### WHAT YOU ARE ASKED TO DO:
In the listing below, locate the lines that hold the string "㊀中原官话". Copy those lines.
++++
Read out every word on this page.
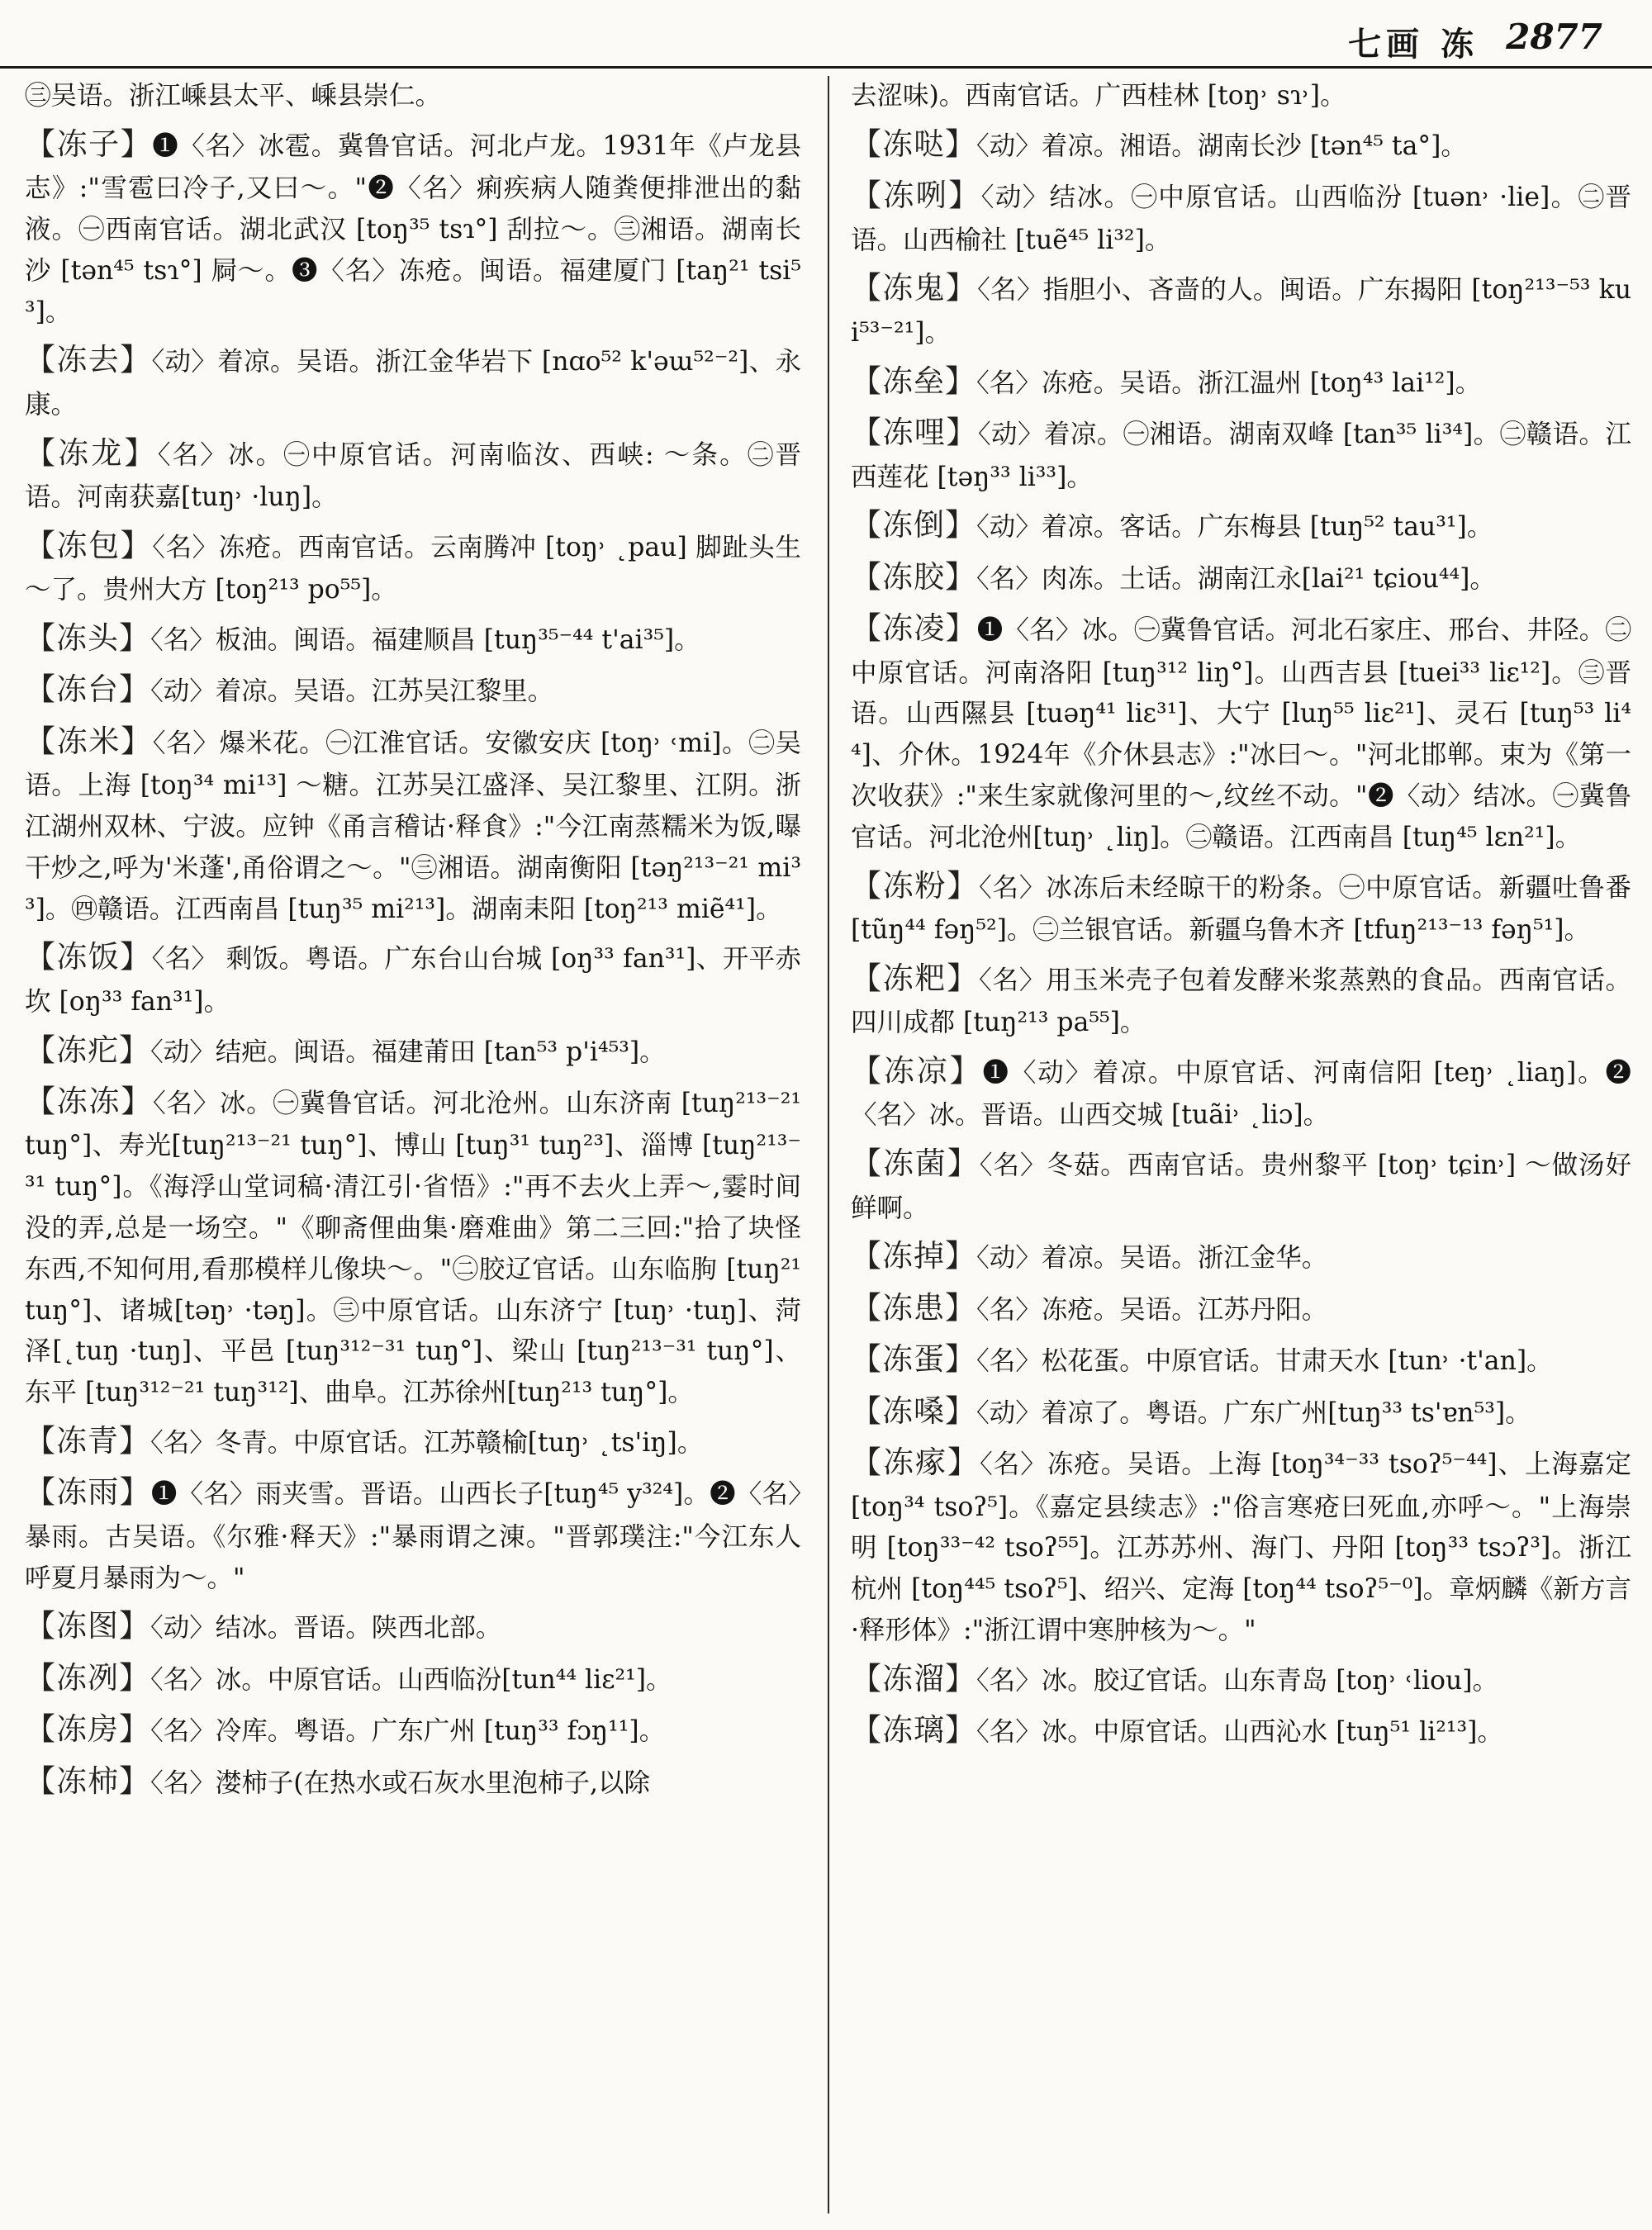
七画 冻 2877

㊂吴语。浙江嵊县太平、嵊县崇仁。

【冻子】❶〈名〉冰雹。冀鲁官话。河北卢龙。1931年《卢龙县志》:"雪雹曰冷子,又曰～。"❷〈名〉痢疾病人随粪便排泄出的黏液。㊀西南官话。湖北武汉 [toŋ³⁵ tsɿ°] 刮拉～。㊂湘语。湖南长沙 [tən⁴⁵ tsɿ°] 屙～。❸〈名〉冻疮。闽语。福建厦门 [taŋ²¹ tsi⁵³]。

【冻去】〈动〉着凉。吴语。浙江金华岩下 [nɑo⁵² k'əɯ⁵²⁻²]、永康。

【冻龙】〈名〉冰。㊀中原官话。河南临汝、西峡: ～条。㊁晋语。河南获嘉[tuŋ˒ ·luŋ]。

【冻包】〈名〉冻疮。西南官话。云南腾冲 [toŋ˒ ˛pau] 脚趾头生～了。贵州大方 [toŋ²¹³ po⁵⁵]。

【冻头】〈名〉板油。闽语。福建顺昌 [tuŋ³⁵⁻⁴⁴ t'ai³⁵]。

【冻台】〈动〉着凉。吴语。江苏吴江黎里。

【冻米】〈名〉爆米花。㊀江淮官话。安徽安庆 [toŋ˒ ˓mi]。㊁吴语。上海 [toŋ³⁴ mi¹³] ～糖。江苏吴江盛泽、吴江黎里、江阴。浙江湖州双林、宁波。应钟《甬言稽诂·释食》:"今江南蒸糯米为饭,曝干炒之,呼为'米蓬',甬俗谓之～。"㊂湘语。湖南衡阳 [təŋ²¹³⁻²¹ mi³³]。㊃赣语。江西南昌 [tuŋ³⁵ mi²¹³]。湖南耒阳 [toŋ²¹³ miẽ⁴¹]。

【冻饭】〈名〉 剩饭。粤语。广东台山台城 [oŋ³³ fan³¹]、开平赤坎 [oŋ³³ fan³¹]。

【冻疕】〈动〉结疤。闽语。福建莆田 [tan⁵³ p'i⁴⁵³]。

【冻冻】〈名〉冰。㊀冀鲁官话。河北沧州。山东济南 [tuŋ²¹³⁻²¹ tuŋ°]、寿光[tuŋ²¹³⁻²¹ tuŋ°]、博山 [tuŋ³¹ tuŋ²³]、淄博 [tuŋ²¹³⁻³¹ tuŋ°]。《海浮山堂词稿·清江引·省悟》:"再不去火上弄～,霎时间没的弄,总是一场空。"《聊斋俚曲集·磨难曲》第二三回:"拾了块怪东西,不知何用,看那模样儿像块～。"㊁胶辽官话。山东临朐 [tuŋ²¹ tuŋ°]、诸城[təŋ˒ ·təŋ]。㊂中原官话。山东济宁 [tuŋ˒ ·tuŋ]、菏泽[˛tuŋ ·tuŋ]、平邑 [tuŋ³¹²⁻³¹ tuŋ°]、梁山 [tuŋ²¹³⁻³¹ tuŋ°]、东平 [tuŋ³¹²⁻²¹ tuŋ³¹²]、曲阜。江苏徐州[tuŋ²¹³ tuŋ°]。

【冻青】〈名〉冬青。中原官话。江苏赣榆[tuŋ˒ ˛ts'iŋ]。

【冻雨】❶〈名〉雨夹雪。晋语。山西长子[tuŋ⁴⁵ y³²⁴]。❷〈名〉暴雨。古吴语。《尔雅·释天》:"暴雨谓之涷。"晋郭璞注:"今江东人呼夏月暴雨为～。"

【冻图】〈动〉结冰。晋语。陕西北部。

【冻冽】〈名〉冰。中原官话。山西临汾[tun⁴⁴ liɛ²¹]。

【冻房】〈名〉冷库。粤语。广东广州 [tuŋ³³ fɔŋ¹¹]。

【冻柿】〈名〉漤柿子(在热水或石灰水里泡柿子,以除

去涩味)。西南官话。广西桂林 [toŋ˒ sɿ˒]。

【冻哒】〈动〉着凉。湘语。湖南长沙 [tən⁴⁵ ta°]。

【冻咧】〈动〉结冰。㊀中原官话。山西临汾 [tuən˒ ·lie]。㊁晋语。山西榆社 [tuẽ⁴⁵ li³²]。

【冻鬼】〈名〉指胆小、吝啬的人。闽语。广东揭阳 [toŋ²¹³⁻⁵³ kui⁵³⁻²¹]。

【冻垒】〈名〉冻疮。吴语。浙江温州 [toŋ⁴³ lai¹²]。

【冻哩】〈动〉着凉。㊀湘语。湖南双峰 [tan³⁵ li³⁴]。㊁赣语。江西莲花 [təŋ³³ li³³]。

【冻倒】〈动〉着凉。客话。广东梅县 [tuŋ⁵² tau³¹]。

【冻胶】〈名〉肉冻。土话。湖南江永[lai²¹ tɕiou⁴⁴]。

【冻凌】❶〈名〉冰。㊀冀鲁官话。河北石家庄、邢台、井陉。㊁中原官话。河南洛阳 [tuŋ³¹² liŋ°]。山西吉县 [tuei³³ liɛ¹²]。㊂晋语。山西隰县 [tuəŋ⁴¹ liɛ³¹]、大宁 [luŋ⁵⁵ liɛ²¹]、灵石 [tuŋ⁵³ li⁴⁴]、介休。1924年《介休县志》:"冰曰～。"河北邯郸。束为《第一次收获》:"来生家就像河里的～,纹丝不动。"❷〈动〉结冰。㊀冀鲁官话。河北沧州[tuŋ˒ ˛liŋ]。㊁赣语。江西南昌 [tuŋ⁴⁵ lɛn²¹]。

【冻粉】〈名〉冰冻后未经晾干的粉条。㊀中原官话。新疆吐鲁番 [tũŋ⁴⁴ fəŋ⁵²]。㊁兰银官话。新疆乌鲁木齐 [tfuŋ²¹³⁻¹³ fəŋ⁵¹]。

【冻粑】〈名〉用玉米壳子包着发酵米浆蒸熟的食品。西南官话。四川成都 [tuŋ²¹³ pa⁵⁵]。

【冻凉】❶〈动〉着凉。中原官话、河南信阳 [teŋ˒ ˛liaŋ]。❷〈名〉冰。晋语。山西交城 [tuãi˒ ˛liɔ]。

【冻菌】〈名〉冬菇。西南官话。贵州黎平 [toŋ˒ tɕin˒] ～做汤好鲜啊。

【冻掉】〈动〉着凉。吴语。浙江金华。

【冻患】〈名〉冻疮。吴语。江苏丹阳。

【冻蛋】〈名〉松花蛋。中原官话。甘肃天水 [tun˒ ·t'an]。

【冻嗓】〈动〉着凉了。粤语。广东广州[tuŋ³³ ts'ɐn⁵³]。

【冻瘃】〈名〉冻疮。吴语。上海 [toŋ³⁴⁻³³ tsoʔ⁵⁻⁴⁴]、上海嘉定 [toŋ³⁴ tsoʔ⁵]。《嘉定县续志》:"俗言寒疮曰死血,亦呼～。"上海崇明 [toŋ³³⁻⁴² tsoʔ⁵⁵]。江苏苏州、海门、丹阳 [toŋ³³ tsɔʔ³]。浙江杭州 [toŋ⁴⁴⁵ tsoʔ⁵]、绍兴、定海 [toŋ⁴⁴ tsoʔ⁵⁻⁰]。章炳麟《新方言·释形体》:"浙江谓中寒肿核为～。"

【冻溜】〈名〉冰。胶辽官话。山东青岛 [toŋ˒ ˓liou]。

【冻璃】〈名〉冰。中原官话。山西沁水 [tuŋ⁵¹ li²¹³]。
++++
### THE RESPONSE:
【冻龙】〈名〉冰。㊀中原官话。河南临汝、西峡: ～条。㊁晋语。河南获嘉[tuŋ˒ ·luŋ]。
【冻咧】〈动〉结冰。㊀中原官话。山西临汾 [tuən˒ ·lie]。㊁晋语。山西榆社 [tuẽ⁴⁵ li³²]。
【冻粉】〈名〉冰冻后未经晾干的粉条。㊀中原官话。新疆吐鲁番 [tũŋ⁴⁴ fəŋ⁵²]。㊁兰银官话。新疆乌鲁木齐 [tfuŋ²¹³⁻¹³ fəŋ⁵¹]。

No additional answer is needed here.